Extracted records:
────────────────────────────────────────

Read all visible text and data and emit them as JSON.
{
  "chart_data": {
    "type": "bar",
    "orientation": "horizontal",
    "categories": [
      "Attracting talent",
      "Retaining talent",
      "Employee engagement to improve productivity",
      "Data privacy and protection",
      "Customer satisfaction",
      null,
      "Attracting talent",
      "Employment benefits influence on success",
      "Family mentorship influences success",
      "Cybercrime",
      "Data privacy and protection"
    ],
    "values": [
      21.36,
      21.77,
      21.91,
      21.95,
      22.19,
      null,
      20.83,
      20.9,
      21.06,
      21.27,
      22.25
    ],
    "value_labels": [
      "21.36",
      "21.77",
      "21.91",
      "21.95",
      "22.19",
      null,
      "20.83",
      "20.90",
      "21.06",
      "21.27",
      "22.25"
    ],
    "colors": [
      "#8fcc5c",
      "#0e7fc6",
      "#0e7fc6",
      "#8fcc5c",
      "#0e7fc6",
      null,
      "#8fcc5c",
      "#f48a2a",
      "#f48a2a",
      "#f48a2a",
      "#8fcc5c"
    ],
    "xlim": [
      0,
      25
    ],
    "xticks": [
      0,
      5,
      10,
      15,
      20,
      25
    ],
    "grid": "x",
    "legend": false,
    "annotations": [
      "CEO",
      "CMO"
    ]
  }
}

────────────────────────────────────────

= What you are asked to do =
Write out all of the records once more, exactly.

= Task response =
Read all visible text and data and emit them as JSON.
{
  "chart_data": {
    "type": "bar",
    "orientation": "horizontal",
    "categories": [
      "Attracting talent",
      "Retaining talent",
      "Employee engagement to improve productivity",
      "Data privacy and protection",
      "Customer satisfaction",
      null,
      "Attracting talent",
      "Employment benefits influence on success",
      "Family mentorship influences success",
      "Cybercrime",
      "Data privacy and protection"
    ],
    "values": [
      21.36,
      21.77,
      21.91,
      21.95,
      22.19,
      null,
      20.83,
      20.9,
      21.06,
      21.27,
      22.25
    ],
    "value_labels": [
      "21.36",
      "21.77",
      "21.91",
      "21.95",
      "22.19",
      null,
      "20.83",
      "20.90",
      "21.06",
      "21.27",
      "22.25"
    ],
    "colors": [
      "#8fcc5c",
      "#0e7fc6",
      "#0e7fc6",
      "#8fcc5c",
      "#0e7fc6",
      null,
      "#8fcc5c",
      "#f48a2a",
      "#f48a2a",
      "#f48a2a",
      "#8fcc5c"
    ],
    "xlim": [
      0,
      25
    ],
    "xticks": [
      0,
      5,
      10,
      15,
      20,
      25
    ],
    "grid": "x",
    "legend": false,
    "annotations": [
      "CEO",
      "CMO"
    ]
  }
}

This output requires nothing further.